**Exercise materials:**
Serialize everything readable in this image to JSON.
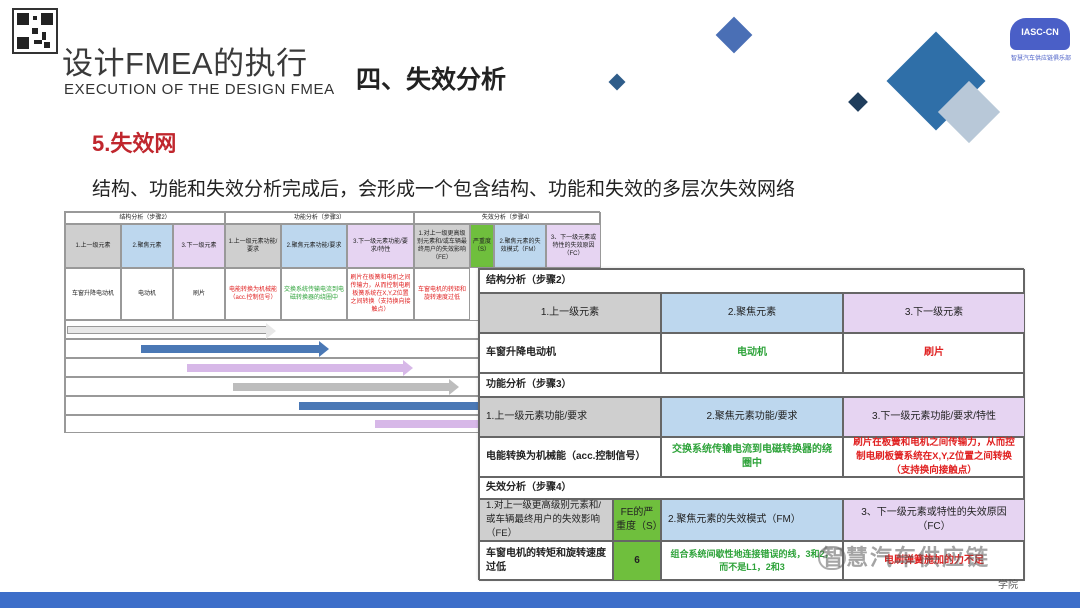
{
  "header": {
    "title": "设计FMEA的执行",
    "subtitle": "EXECUTION OF THE DESIGN FMEA",
    "section": "四、失效分析",
    "logo_text": "IASC-CN",
    "logo_caption": "智慧汽车供应链俱乐部"
  },
  "heading": "5.失效网",
  "intro": "结构、功能和失效分析完成后，会形成一个包含结构、功能和失效的多层次失效网络",
  "back_table": {
    "group_headers": [
      "结构分析（步骤2）",
      "功能分析（步骤3）",
      "失效分析（步骤4）"
    ],
    "col_headers": [
      "1.上一级元素",
      "2.聚焦元素",
      "3.下一级元素",
      "1.上一级元素功能/要求",
      "2.聚焦元素功能/要求",
      "3.下一级元素功能/要求/特性",
      "1.对上一级更高级别元素和/或车辆最终用户的失效影响（FE）",
      "严重度（S）",
      "2.聚焦元素的失效模式（FM）",
      "3、下一级元素或特性的失效原因（FC）"
    ],
    "row": [
      "车窗升降电动机",
      "电动机",
      "刷片",
      "电能转换为机械能（acc.控制信号）",
      "交换系统传输电流到电磁转换器的绕圈中",
      "刷片在板簧和电机之间传输力，从而控制电刷板簧系统在X,Y,Z位置之间转换（支持换向接触点）",
      "车窗电机的转矩和旋转速度过低"
    ]
  },
  "front_table": {
    "structure": {
      "title": "结构分析（步骤2）",
      "headers": [
        "1.上一级元素",
        "2.聚焦元素",
        "3.下一级元素"
      ],
      "values": [
        "车窗升降电动机",
        "电动机",
        "刷片"
      ]
    },
    "function": {
      "title": "功能分析（步骤3）",
      "headers": [
        "1.上一级元素功能/要求",
        "2.聚焦元素功能/要求",
        "3.下一级元素功能/要求/特性"
      ],
      "values": [
        "电能转换为机械能（acc.控制信号）",
        "交换系统传输电流到电磁转换器的绕圈中",
        "刷片在板簧和电机之间传输力，从而控制电刷板簧系统在X,Y,Z位置之间转换（支持换向接触点）"
      ]
    },
    "failure": {
      "title": "失效分析（步骤4）",
      "headers": [
        "1.对上一级更高级别元素和/或车辆最终用户的失效影响（FE）",
        "FE的严重度（S）",
        "2.聚焦元素的失效模式（FM）",
        "3、下一级元素或特性的失效原因（FC）"
      ],
      "values": [
        "车窗电机的转矩和旋转速度过低",
        "6",
        "组合系统间歇性地连接错误的线，3和2，而不是L1，2和3",
        "电刷弹簧施加的力不足"
      ]
    }
  },
  "watermark": "智慧汽车供应链",
  "watermark_small": "学院",
  "colors": {
    "accent_red": "#c0262d",
    "bar_blue": "#3d6ec9",
    "header_grey": "#cfcfcf",
    "header_blue": "#bdd7ee",
    "header_violet": "#e6d4f2",
    "severity_green": "#6fbf3d"
  }
}
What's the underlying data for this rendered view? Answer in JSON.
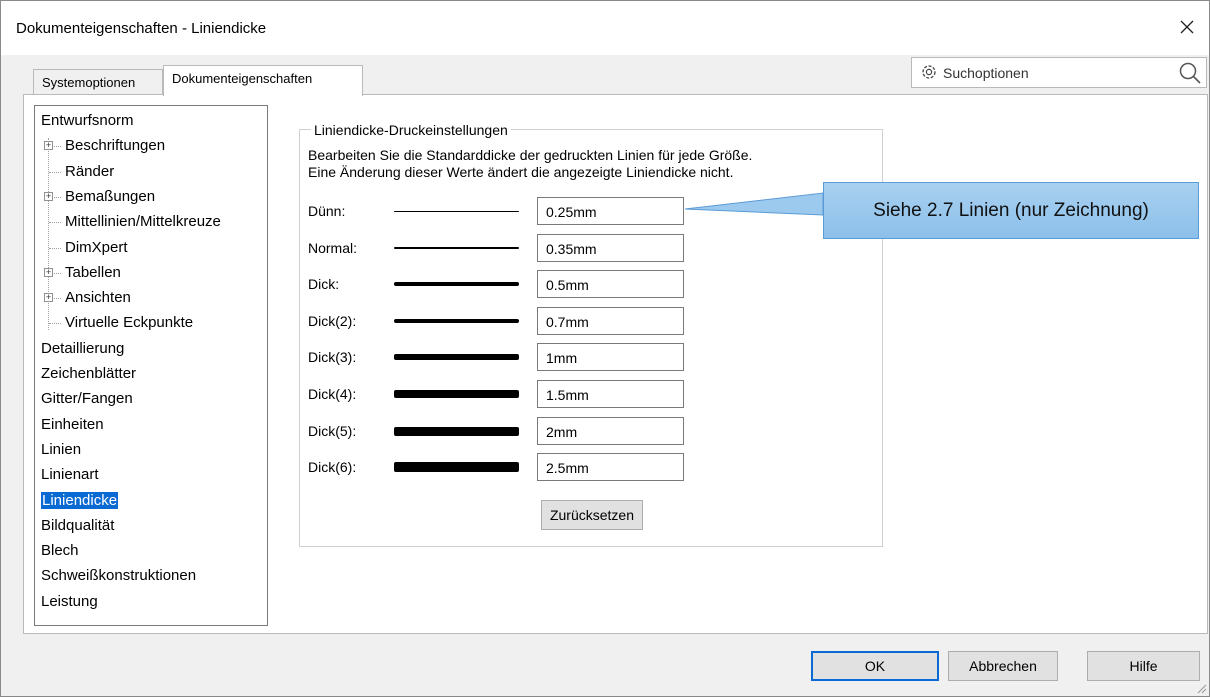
{
  "window": {
    "title": "Dokumenteigenschaften - Liniendicke"
  },
  "tabs": [
    {
      "label": "Systemoptionen",
      "active": false
    },
    {
      "label": "Dokumenteigenschaften",
      "active": true
    }
  ],
  "search": {
    "label": "Suchoptionen",
    "icon_left": "gear-icon",
    "icon_right": "search-icon"
  },
  "tree": {
    "items": [
      {
        "label": "Entwurfsnorm"
      },
      {
        "label": "Beschriftungen",
        "expandable": true
      },
      {
        "label": "Ränder"
      },
      {
        "label": "Bemaßungen",
        "expandable": true
      },
      {
        "label": "Mittellinien/Mittelkreuze"
      },
      {
        "label": "DimXpert"
      },
      {
        "label": "Tabellen",
        "expandable": true
      },
      {
        "label": "Ansichten",
        "expandable": true
      },
      {
        "label": "Virtuelle Eckpunkte"
      },
      {
        "label": "Detaillierung"
      },
      {
        "label": "Zeichenblätter"
      },
      {
        "label": "Gitter/Fangen"
      },
      {
        "label": "Einheiten"
      },
      {
        "label": "Linien"
      },
      {
        "label": "Linienart"
      },
      {
        "label": "Liniendicke",
        "selected": true
      },
      {
        "label": "Bildqualität"
      },
      {
        "label": "Blech"
      },
      {
        "label": "Schweißkonstruktionen"
      },
      {
        "label": "Leistung"
      }
    ]
  },
  "group": {
    "title": "Liniendicke-Druckeinstellungen",
    "desc1": "Bearbeiten Sie die Standarddicke der gedruckten Linien für jede Größe.",
    "desc2": "Eine Änderung dieser Werte ändert die angezeigte Liniendicke nicht."
  },
  "rows": [
    {
      "label": "Dünn:",
      "value": "0.25mm"
    },
    {
      "label": "Normal:",
      "value": "0.35mm"
    },
    {
      "label": "Dick:",
      "value": "0.5mm"
    },
    {
      "label": "Dick(2):",
      "value": "0.7mm"
    },
    {
      "label": "Dick(3):",
      "value": "1mm"
    },
    {
      "label": "Dick(4):",
      "value": "1.5mm"
    },
    {
      "label": "Dick(5):",
      "value": "2mm"
    },
    {
      "label": "Dick(6):",
      "value": "2.5mm"
    }
  ],
  "reset_label": "Zurücksetzen",
  "callout": "Siehe 2.7 Linien (nur Zeichnung)",
  "buttons": {
    "ok": "OK",
    "cancel": "Abbrechen",
    "help": "Hilfe"
  },
  "colors": {
    "selection": "#0a6ad3",
    "callout": "#9ccaef"
  }
}
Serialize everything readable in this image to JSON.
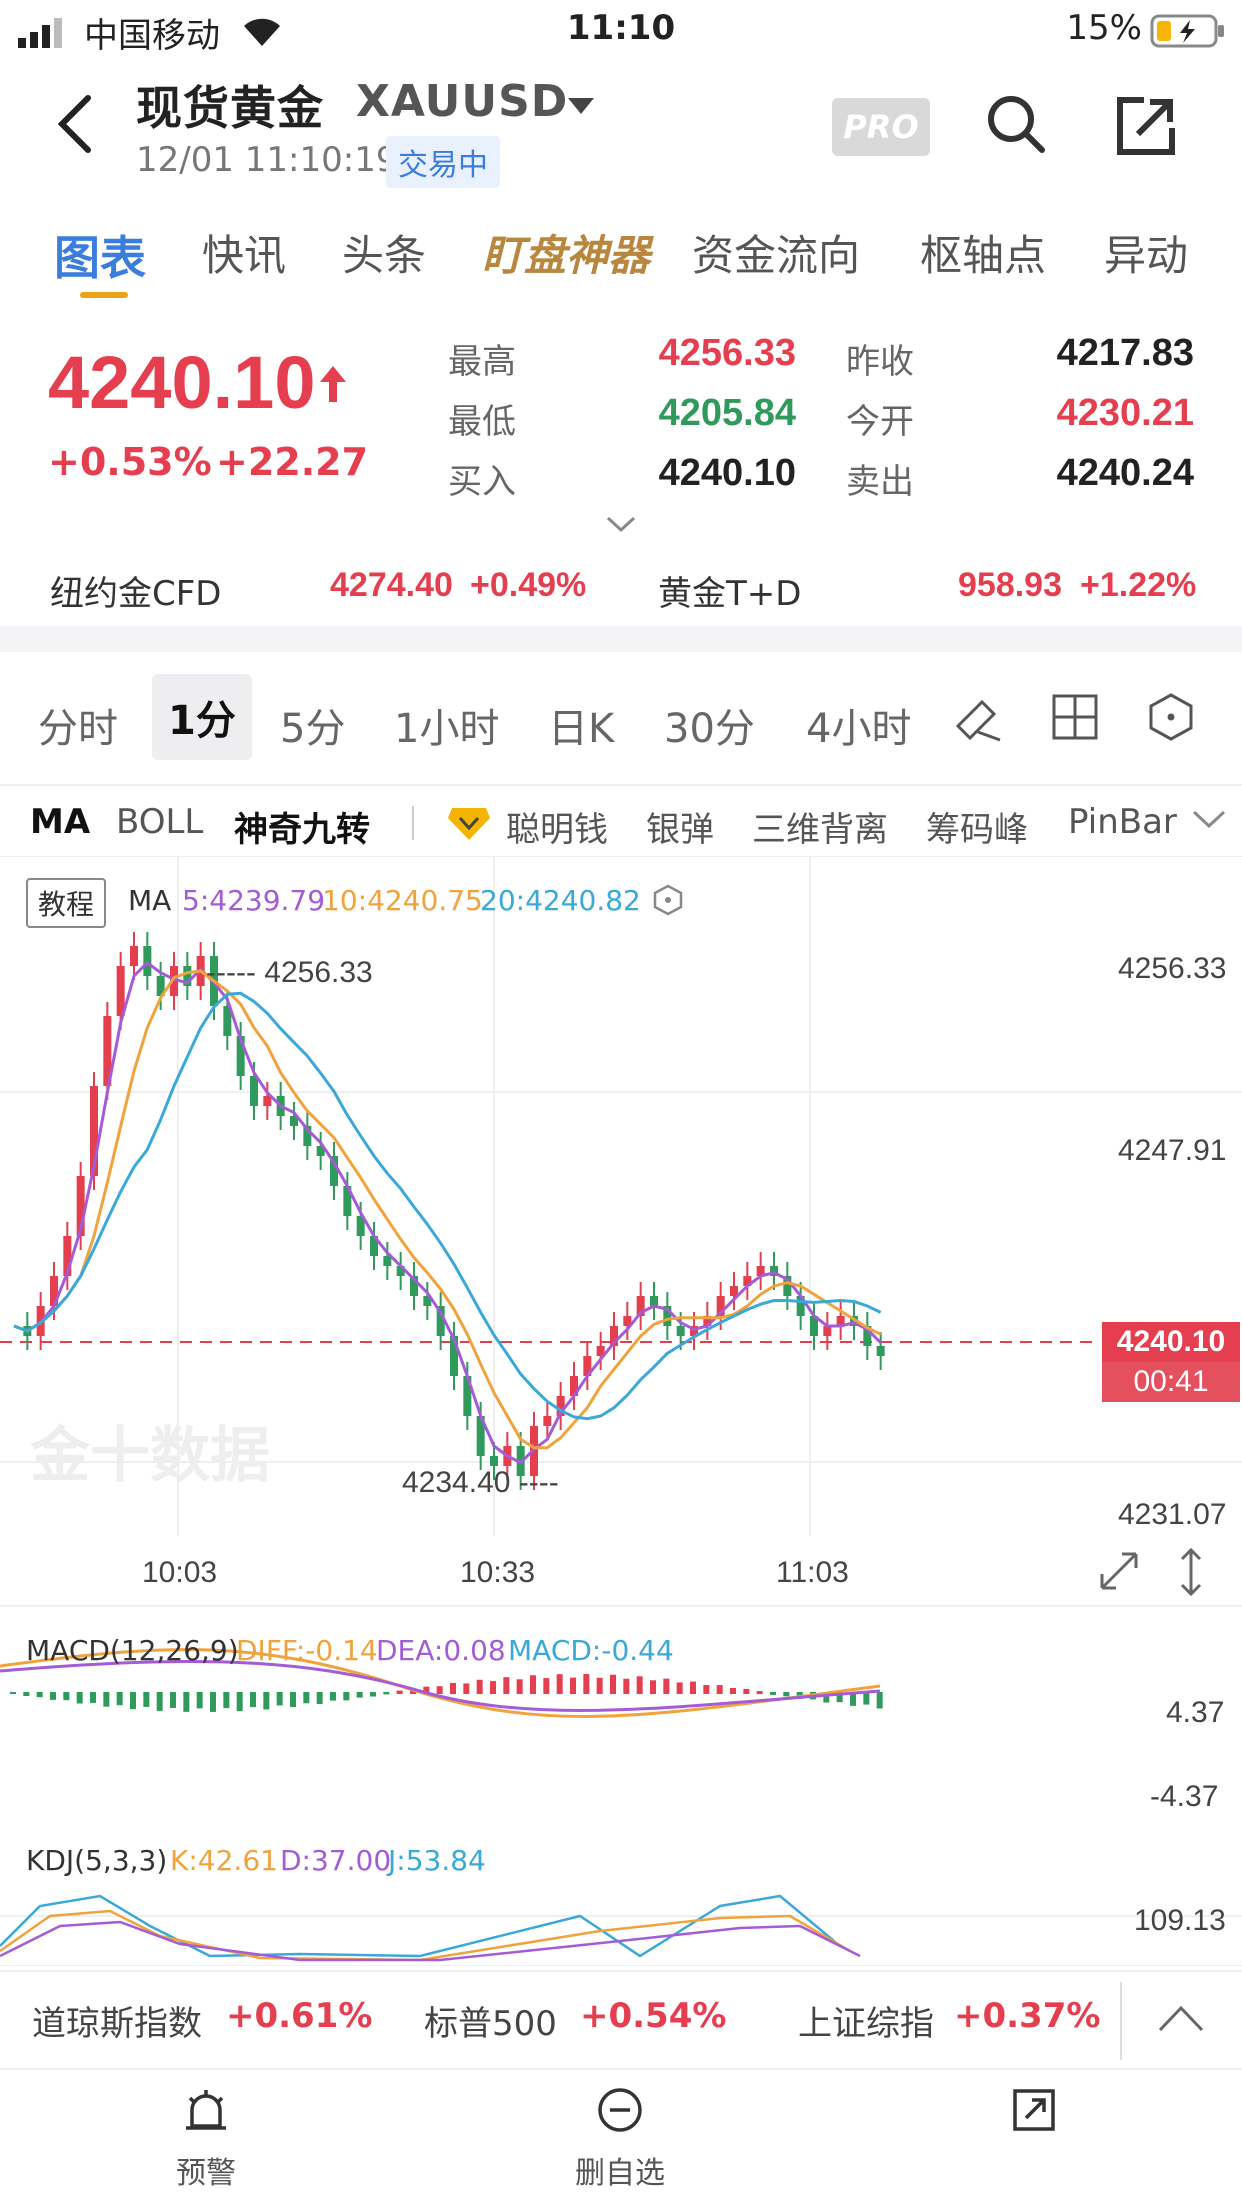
{
  "status_bar": {
    "carrier": "中国移动",
    "time": "11:10",
    "battery": "15%"
  },
  "header": {
    "title": "现货黄金",
    "symbol": "XAUUSD",
    "timestamp": "12/01 11:10:19",
    "status_badge": "交易中",
    "pro_label": "PRO"
  },
  "tabs": [
    "图表",
    "快讯",
    "头条",
    "盯盘神器",
    "资金流向",
    "枢轴点",
    "异动"
  ],
  "quote": {
    "price": "4240.10",
    "change_pct": "+0.53%",
    "change": "+22.27",
    "high_label": "最高",
    "high": "4256.33",
    "low_label": "最低",
    "low": "4205.84",
    "bid_label": "买入",
    "bid": "4240.10",
    "prev_close_label": "昨收",
    "prev_close": "4217.83",
    "open_label": "今开",
    "open": "4230.21",
    "ask_label": "卖出",
    "ask": "4240.24"
  },
  "related": [
    {
      "name": "纽约金CFD",
      "price": "4274.40",
      "change": "+0.49%"
    },
    {
      "name": "黄金T+D",
      "price": "958.93",
      "change": "+1.22%"
    }
  ],
  "periods": [
    "分时",
    "1分",
    "5分",
    "1小时",
    "日K",
    "30分",
    "4小时"
  ],
  "active_period": "1分",
  "indicators": [
    "MA",
    "BOLL",
    "神奇九转",
    "聪明钱",
    "银弹",
    "三维背离",
    "筹码峰",
    "PinBar"
  ],
  "chart_panel": {
    "tutorial_label": "教程",
    "ma_label": "MA",
    "ma5": "5:4239.79",
    "ma10": "10:4240.75",
    "ma20": "20:4240.82",
    "high_marker": "----- 4256.33",
    "low_marker": "4234.40 ----",
    "y_ticks": [
      "4256.33",
      "4247.91",
      "4231.07"
    ],
    "x_ticks": [
      "10:03",
      "10:33",
      "11:03"
    ],
    "current_price": "4240.10",
    "countdown": "00:41",
    "watermark": "金十数据",
    "macd": {
      "label": "MACD(12,26,9)",
      "diff": "DIFF:-0.14",
      "dea": "DEA:0.08",
      "macd": "MACD:-0.44",
      "top": "4.37",
      "bottom": "-4.37"
    },
    "kdj": {
      "label": "KDJ(5,3,3)",
      "k": "K:42.61",
      "d": "D:37.00",
      "j": "J:53.84",
      "top": "109.13"
    },
    "colors": {
      "up": "#e53e4f",
      "down": "#2f9a5b",
      "ma5": "#a55bd6",
      "ma10": "#f0a33c",
      "ma20": "#3aa8d8"
    }
  },
  "ticker": [
    {
      "name": "道琼斯指数",
      "change": "+0.61%"
    },
    {
      "name": "标普500",
      "change": "+0.54%"
    },
    {
      "name": "上证综指",
      "change": "+0.37%"
    }
  ],
  "tab_bar": [
    {
      "label": "预警",
      "icon": "alarm-icon"
    },
    {
      "label": "删自选",
      "icon": "minus-circle-icon"
    },
    {
      "label": "",
      "icon": "share-icon"
    }
  ]
}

**Instructions for the task:** Give the number of lines in the data that contain "name", with no other words.

**Written response:** 5